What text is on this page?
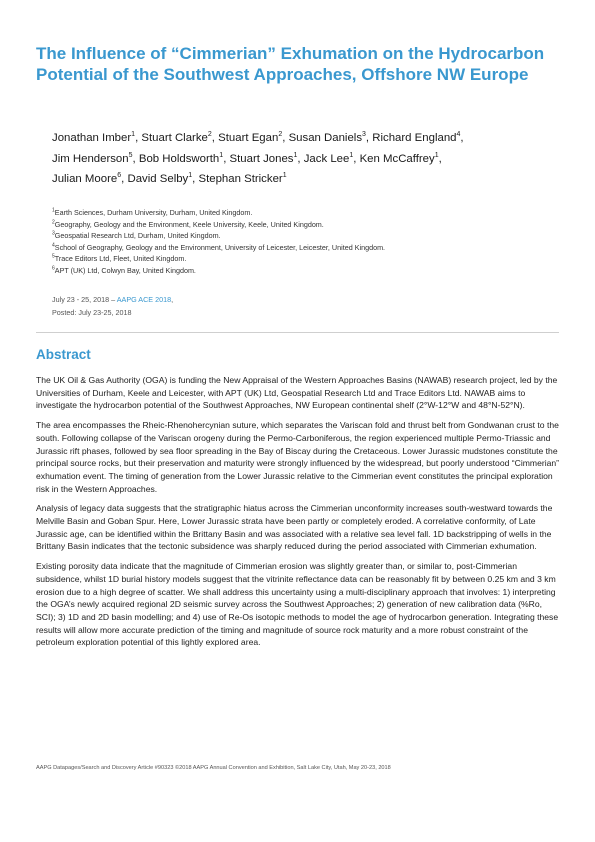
The Influence of “Cimmerian” Exhumation on the Hydrocarbon Potential of the Southwest Approaches, Offshore NW Europe
Jonathan Imber$^1$, Stuart Clarke$^2$, Stuart Egan$^2$, Susan Daniels$^3$, Richard England$^4$,
Jim Henderson$^5$, Bob Holdsworth$^1$, Stuart Jones$^1$, Jack Lee$^1$, Ken McCaffrey$^1$,
Julian Moore$^6$, David Selby$^1$, Stephan Stricker$^1$
$^1$Earth Sciences, Durham University, Durham, United Kingdom.
$^2$Geography, Geology and the Environment, Keele University, Keele, United Kingdom.
$^3$Geospatial Research Ltd, Durham, United Kingdom.
$^4$School of Geography, Geology and the Environment, University of Leicester, Leicester, United Kingdom.
$^5$Trace Editors Ltd, Fleet, United Kingdom.
$^6$APT (UK) Ltd, Colwyn Bay, United Kingdom.
July 23 - 25, 2018 – AAPG ACE 2018,
Posted: July 23-25, 2018
Abstract

The UK Oil & Gas Authority (OGA) is funding the New Appraisal of the Western Approaches Basins (NAWAB) research project, led by the Universities of Durham, Keele and Leicester, with APT (UK) Ltd, Geospatial Research Ltd and Trace Editors Ltd. NAWAB aims to investigate the hydrocarbon potential of the Southwest Approaches, NW European continental shelf (2°W-12°W and 48°N-52°N).

The area encompasses the Rheic-Rhenohercynian suture, which separates the Variscan fold and thrust belt from Gondwanan crust to the south. Following collapse of the Variscan orogeny during the Permo-Carboniferous, the region experienced multiple Permo-Triassic and Jurassic rift phases, followed by sea floor spreading in the Bay of Biscay during the Cretaceous. Lower Jurassic mudstones constitute the principal source rocks, but their preservation and maturity were strongly influenced by the widespread, but poorly understood “Cimmerian” exhumation event. The timing of generation from the Lower Jurassic relative to the Cimmerian event constitutes the principal exploration risk in the Western Approaches.

Analysis of legacy data suggests that the stratigraphic hiatus across the Cimmerian unconformity increases south-westward towards the Melville Basin and Goban Spur. Here, Lower Jurassic strata have been partly or completely eroded. A correlative conformity, of Late Jurassic age, can be identified within the Brittany Basin and was associated with a relative sea level fall. 1D backstripping of wells in the Brittany Basin indicates that the tectonic subsidence was sharply reduced during the period associated with Cimmerian exhumation.

Existing porosity data indicate that the magnitude of Cimmerian erosion was slightly greater than, or similar to, post-Cimmerian subsidence, whilst 1D burial history models suggest that the vitrinite reflectance data can be reasonably fit by between 0.25 km and 3 km erosion due to a high degree of scatter. We shall address this uncertainty using a multi-disciplinary approach that involves: 1) interpreting the OGA’s newly acquired regional 2D seismic survey across the Southwest Approaches; 2) generation of new calibration data (%Ro, SCI); 3) 1D and 2D basin modelling; and 4) use of Re-Os isotopic methods to model the age of hydrocarbon generation. Integrating these results will allow more accurate prediction of the timing and magnitude of source rock maturity and a more robust constraint of the petroleum exploration potential of this lightly explored area.

AAPG Datapages/Search and Discovery Article #90323 ©2018 AAPG Annual Convention and Exhibition, Salt Lake City, Utah, May 20-23, 2018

····················

EXERCISE REQUIREMENTS — Write down only how many lines in the listing contain the word "relative".

THE SOLUTION — 2